begin

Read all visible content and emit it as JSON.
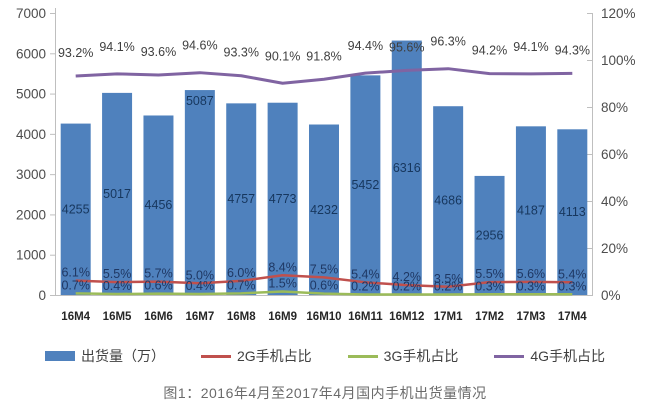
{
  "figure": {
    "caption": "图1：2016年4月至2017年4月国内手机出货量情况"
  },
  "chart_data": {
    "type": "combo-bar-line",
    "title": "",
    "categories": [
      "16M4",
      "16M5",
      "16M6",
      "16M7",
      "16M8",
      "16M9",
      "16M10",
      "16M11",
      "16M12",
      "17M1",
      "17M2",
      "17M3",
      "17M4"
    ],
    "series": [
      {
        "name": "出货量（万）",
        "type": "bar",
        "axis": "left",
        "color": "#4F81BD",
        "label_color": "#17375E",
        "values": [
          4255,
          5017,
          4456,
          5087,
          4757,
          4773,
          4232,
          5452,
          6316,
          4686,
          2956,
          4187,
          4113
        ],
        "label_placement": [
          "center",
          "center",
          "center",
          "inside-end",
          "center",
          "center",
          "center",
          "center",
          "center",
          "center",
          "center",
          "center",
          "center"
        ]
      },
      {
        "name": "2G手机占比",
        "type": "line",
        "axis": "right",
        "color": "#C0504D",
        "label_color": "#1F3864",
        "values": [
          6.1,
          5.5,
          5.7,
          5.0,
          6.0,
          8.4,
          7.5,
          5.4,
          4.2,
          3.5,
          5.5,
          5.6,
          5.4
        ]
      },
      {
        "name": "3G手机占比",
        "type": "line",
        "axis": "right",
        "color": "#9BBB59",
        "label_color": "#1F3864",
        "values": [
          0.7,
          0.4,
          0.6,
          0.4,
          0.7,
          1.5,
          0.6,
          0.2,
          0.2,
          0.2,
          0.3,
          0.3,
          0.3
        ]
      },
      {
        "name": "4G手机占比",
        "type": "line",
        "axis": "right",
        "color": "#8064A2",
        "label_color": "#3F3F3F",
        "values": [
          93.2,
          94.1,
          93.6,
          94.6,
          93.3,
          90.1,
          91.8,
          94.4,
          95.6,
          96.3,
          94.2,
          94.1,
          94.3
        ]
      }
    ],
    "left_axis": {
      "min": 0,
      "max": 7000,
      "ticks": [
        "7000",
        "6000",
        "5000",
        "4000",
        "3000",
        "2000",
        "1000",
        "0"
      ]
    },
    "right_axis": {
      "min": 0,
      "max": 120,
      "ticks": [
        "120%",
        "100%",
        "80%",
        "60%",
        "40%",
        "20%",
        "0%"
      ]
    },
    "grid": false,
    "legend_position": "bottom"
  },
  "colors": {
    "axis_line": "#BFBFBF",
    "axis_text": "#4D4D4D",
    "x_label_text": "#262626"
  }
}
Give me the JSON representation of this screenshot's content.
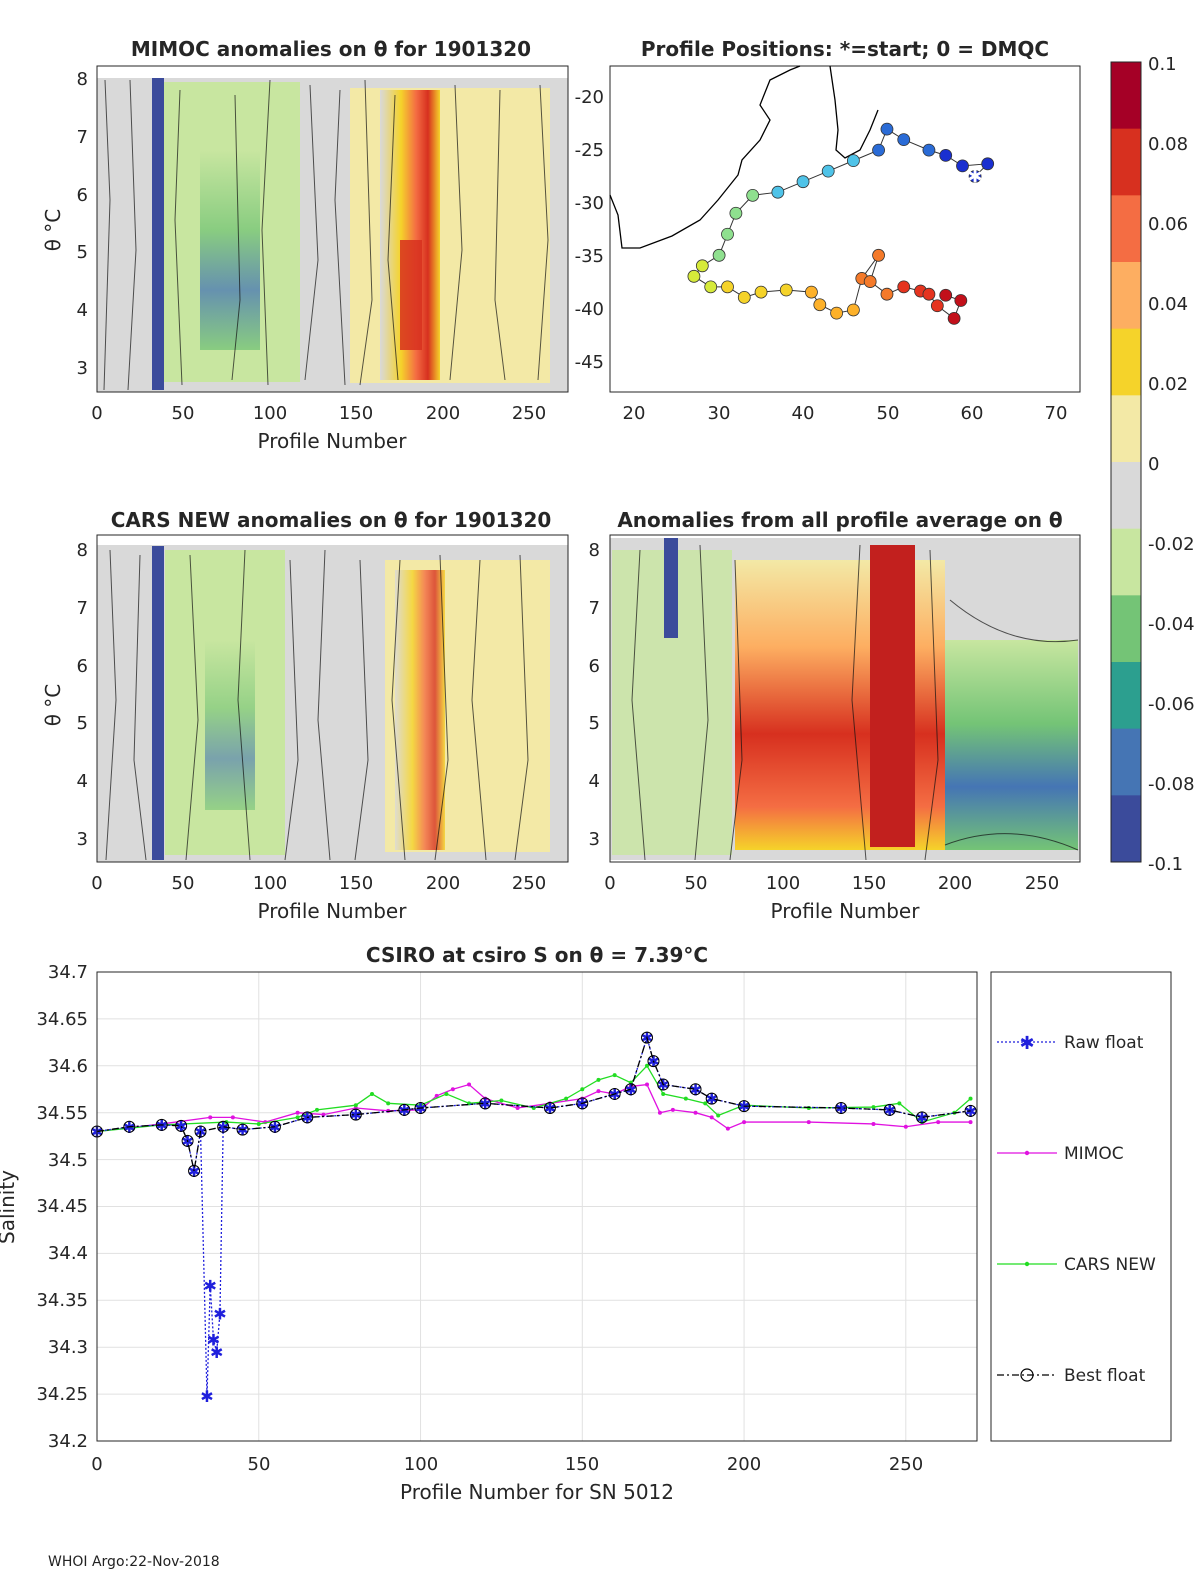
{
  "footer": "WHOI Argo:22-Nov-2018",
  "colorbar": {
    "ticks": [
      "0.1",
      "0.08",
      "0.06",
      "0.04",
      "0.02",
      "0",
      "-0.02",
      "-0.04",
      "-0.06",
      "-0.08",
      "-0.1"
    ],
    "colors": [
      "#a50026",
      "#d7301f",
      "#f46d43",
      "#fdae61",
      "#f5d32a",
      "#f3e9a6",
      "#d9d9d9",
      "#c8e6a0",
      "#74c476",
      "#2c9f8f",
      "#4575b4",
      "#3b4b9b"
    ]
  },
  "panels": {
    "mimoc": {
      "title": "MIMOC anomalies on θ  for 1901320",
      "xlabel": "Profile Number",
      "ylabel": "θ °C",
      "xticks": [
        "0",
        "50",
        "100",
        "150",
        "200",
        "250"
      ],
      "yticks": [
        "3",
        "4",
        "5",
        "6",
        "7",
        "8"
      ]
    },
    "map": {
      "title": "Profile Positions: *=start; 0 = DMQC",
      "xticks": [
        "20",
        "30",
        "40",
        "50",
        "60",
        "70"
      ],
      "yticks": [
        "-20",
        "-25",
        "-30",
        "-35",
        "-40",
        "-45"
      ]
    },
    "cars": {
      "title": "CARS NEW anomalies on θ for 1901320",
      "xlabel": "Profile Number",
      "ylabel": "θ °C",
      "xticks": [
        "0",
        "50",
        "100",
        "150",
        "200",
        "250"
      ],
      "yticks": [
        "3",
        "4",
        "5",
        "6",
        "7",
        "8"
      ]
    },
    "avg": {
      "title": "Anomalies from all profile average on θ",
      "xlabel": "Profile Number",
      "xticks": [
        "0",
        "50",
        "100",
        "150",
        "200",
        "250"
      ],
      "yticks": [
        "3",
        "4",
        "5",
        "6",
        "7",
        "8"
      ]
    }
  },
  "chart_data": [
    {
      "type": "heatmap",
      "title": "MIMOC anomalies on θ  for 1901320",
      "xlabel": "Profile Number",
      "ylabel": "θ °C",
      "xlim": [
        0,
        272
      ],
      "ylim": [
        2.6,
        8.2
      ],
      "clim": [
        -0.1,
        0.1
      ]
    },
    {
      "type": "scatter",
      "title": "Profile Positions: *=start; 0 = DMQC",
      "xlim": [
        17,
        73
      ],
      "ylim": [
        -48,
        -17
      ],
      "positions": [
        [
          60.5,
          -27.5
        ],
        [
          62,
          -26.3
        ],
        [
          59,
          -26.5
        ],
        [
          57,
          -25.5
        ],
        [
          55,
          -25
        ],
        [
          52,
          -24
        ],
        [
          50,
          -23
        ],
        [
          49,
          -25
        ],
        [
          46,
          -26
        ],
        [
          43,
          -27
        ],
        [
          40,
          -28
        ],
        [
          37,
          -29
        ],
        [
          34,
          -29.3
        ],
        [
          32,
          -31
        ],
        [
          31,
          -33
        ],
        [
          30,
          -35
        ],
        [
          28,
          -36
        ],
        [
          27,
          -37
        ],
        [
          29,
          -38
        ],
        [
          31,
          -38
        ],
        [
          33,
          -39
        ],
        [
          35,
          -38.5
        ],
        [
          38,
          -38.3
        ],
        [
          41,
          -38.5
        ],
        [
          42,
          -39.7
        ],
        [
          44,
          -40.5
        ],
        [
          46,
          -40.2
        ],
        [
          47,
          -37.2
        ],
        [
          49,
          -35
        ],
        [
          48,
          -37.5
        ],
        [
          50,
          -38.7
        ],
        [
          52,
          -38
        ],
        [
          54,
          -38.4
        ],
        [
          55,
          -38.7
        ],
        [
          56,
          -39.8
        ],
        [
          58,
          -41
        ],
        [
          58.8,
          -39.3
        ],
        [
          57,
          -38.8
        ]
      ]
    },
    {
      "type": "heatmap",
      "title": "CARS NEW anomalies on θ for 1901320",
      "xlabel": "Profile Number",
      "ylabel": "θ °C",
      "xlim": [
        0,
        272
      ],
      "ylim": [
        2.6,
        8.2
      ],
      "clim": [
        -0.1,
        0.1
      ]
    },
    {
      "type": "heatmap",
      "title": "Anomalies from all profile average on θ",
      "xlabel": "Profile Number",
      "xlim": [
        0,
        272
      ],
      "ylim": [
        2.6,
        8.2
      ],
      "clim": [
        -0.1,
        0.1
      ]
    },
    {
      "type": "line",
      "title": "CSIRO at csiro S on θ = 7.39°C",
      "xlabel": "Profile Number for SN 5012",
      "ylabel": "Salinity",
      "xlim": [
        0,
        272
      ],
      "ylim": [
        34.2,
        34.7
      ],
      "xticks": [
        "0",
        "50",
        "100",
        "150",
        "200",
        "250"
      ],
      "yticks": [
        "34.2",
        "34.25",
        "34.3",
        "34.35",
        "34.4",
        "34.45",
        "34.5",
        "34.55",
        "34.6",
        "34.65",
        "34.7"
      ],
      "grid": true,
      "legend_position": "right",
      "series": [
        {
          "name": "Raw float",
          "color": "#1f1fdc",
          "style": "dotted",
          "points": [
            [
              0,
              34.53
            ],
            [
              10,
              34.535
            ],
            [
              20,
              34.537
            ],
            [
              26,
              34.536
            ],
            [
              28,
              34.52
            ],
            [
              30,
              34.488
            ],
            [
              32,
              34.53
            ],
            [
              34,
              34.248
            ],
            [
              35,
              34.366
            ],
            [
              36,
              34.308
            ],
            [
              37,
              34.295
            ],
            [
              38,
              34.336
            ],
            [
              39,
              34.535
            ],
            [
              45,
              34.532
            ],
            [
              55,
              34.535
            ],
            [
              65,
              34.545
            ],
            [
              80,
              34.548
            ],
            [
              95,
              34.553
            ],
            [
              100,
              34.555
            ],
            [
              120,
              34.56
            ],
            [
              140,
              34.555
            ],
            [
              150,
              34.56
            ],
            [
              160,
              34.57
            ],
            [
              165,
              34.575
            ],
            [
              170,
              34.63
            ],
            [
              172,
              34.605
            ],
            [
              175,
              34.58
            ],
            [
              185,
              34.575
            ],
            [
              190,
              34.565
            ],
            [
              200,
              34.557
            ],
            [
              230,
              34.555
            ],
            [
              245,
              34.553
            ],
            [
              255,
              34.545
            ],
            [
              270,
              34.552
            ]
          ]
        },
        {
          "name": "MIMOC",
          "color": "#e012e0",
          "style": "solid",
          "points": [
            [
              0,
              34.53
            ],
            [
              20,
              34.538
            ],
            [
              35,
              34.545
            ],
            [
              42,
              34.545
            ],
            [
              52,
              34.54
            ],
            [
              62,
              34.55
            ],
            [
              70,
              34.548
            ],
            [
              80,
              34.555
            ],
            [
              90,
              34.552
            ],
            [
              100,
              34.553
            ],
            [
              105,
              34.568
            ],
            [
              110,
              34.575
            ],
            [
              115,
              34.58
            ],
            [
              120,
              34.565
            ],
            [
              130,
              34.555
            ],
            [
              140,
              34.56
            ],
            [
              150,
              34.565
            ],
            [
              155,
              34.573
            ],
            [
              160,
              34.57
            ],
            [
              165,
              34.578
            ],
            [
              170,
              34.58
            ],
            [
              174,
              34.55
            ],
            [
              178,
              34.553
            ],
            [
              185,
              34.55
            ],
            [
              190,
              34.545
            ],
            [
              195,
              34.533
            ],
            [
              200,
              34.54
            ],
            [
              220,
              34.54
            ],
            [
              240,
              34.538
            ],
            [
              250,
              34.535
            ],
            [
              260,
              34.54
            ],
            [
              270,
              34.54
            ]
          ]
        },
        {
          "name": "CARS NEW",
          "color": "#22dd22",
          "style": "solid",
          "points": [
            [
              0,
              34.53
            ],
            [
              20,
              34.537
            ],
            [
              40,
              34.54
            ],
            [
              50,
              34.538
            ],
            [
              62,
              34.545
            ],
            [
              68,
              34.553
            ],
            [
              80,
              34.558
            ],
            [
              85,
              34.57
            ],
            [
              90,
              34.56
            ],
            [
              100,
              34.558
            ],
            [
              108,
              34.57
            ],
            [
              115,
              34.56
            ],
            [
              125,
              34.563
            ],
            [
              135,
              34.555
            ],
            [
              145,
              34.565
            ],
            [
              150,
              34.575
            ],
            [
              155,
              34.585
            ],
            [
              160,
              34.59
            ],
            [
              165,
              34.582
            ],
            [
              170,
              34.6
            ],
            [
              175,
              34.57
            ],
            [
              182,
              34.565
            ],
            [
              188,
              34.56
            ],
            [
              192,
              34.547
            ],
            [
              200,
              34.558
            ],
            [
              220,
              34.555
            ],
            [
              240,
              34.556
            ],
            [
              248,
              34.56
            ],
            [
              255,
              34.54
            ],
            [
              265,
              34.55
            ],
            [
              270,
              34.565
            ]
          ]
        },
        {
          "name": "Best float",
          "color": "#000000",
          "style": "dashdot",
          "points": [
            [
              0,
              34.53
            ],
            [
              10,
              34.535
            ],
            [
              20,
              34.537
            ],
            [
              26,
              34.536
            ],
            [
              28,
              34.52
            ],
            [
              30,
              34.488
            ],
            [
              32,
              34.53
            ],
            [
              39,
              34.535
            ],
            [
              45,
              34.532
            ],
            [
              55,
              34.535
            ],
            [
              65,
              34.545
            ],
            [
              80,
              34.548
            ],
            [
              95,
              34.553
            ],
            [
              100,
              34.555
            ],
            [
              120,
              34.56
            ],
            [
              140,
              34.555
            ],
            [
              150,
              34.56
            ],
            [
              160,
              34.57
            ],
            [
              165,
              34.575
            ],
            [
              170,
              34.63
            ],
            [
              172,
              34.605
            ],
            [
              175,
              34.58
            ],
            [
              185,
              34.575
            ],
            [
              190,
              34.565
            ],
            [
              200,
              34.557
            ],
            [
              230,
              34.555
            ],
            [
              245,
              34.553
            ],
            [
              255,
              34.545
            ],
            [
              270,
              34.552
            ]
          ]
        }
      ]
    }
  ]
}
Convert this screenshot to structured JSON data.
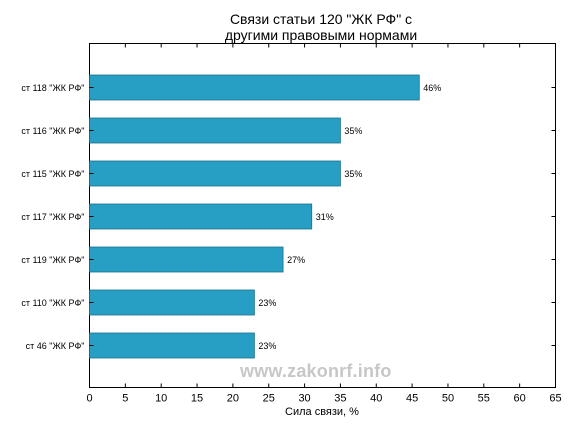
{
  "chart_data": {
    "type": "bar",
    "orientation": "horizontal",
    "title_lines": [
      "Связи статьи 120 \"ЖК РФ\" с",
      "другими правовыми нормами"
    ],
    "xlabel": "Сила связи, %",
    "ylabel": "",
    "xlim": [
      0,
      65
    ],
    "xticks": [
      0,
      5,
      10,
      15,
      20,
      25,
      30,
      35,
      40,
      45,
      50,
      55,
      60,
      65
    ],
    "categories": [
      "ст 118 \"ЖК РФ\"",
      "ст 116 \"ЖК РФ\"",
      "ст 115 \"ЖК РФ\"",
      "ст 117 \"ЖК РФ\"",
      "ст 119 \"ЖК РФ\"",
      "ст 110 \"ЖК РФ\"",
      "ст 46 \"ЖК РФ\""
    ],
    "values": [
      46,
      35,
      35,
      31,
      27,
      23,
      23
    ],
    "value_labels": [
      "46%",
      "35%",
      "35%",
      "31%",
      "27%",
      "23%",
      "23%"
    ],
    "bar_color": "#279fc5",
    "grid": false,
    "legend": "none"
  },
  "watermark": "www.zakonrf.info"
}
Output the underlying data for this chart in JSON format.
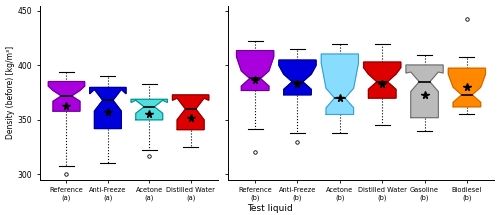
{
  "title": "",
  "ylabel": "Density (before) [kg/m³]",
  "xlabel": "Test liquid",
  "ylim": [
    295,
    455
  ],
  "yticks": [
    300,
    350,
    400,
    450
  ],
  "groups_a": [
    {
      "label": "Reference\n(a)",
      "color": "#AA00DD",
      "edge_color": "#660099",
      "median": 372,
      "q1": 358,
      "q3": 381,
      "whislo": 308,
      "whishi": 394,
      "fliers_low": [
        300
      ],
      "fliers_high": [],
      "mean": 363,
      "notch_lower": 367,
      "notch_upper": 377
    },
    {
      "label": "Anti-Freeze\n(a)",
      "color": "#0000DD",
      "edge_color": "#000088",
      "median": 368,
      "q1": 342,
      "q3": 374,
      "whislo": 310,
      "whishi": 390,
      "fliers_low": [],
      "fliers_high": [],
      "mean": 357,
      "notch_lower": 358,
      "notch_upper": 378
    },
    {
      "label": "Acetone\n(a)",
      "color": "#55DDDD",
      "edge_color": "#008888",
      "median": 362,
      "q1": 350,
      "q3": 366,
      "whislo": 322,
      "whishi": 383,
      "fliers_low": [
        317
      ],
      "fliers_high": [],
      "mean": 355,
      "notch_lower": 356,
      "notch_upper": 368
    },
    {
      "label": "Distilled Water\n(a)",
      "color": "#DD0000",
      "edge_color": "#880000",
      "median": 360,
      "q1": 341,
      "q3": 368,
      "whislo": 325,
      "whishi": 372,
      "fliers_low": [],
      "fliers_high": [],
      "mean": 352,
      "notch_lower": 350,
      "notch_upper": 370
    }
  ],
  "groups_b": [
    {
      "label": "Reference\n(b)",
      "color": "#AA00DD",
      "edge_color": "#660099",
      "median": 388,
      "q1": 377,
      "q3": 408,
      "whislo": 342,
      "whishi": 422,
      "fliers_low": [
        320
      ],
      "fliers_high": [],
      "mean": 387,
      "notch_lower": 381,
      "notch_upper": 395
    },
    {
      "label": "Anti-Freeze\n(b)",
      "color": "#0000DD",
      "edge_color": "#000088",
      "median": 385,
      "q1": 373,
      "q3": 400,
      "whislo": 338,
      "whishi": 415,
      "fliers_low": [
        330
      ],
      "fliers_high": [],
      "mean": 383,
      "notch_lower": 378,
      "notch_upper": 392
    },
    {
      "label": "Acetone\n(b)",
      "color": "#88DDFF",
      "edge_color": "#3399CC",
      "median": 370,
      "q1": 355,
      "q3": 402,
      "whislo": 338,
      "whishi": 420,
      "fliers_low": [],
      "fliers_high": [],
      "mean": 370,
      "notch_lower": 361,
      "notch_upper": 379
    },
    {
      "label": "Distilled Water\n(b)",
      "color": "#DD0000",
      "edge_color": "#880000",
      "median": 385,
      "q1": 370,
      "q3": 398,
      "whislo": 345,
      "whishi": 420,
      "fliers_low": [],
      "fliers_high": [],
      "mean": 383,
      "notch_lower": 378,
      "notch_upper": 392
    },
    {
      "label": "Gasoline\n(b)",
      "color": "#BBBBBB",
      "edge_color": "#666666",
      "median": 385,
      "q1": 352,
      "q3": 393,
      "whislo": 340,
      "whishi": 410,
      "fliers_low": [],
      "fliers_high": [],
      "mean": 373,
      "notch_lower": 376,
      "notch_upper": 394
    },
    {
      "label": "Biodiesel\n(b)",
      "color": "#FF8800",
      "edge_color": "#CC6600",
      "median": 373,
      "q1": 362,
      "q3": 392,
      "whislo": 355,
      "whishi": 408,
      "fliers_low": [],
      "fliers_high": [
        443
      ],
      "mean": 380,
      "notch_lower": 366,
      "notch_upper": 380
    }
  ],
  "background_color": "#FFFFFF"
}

end

In the material above, tally every line with the string "JSON" in it, then give that number alone.

▶ **Result of this exercise**
4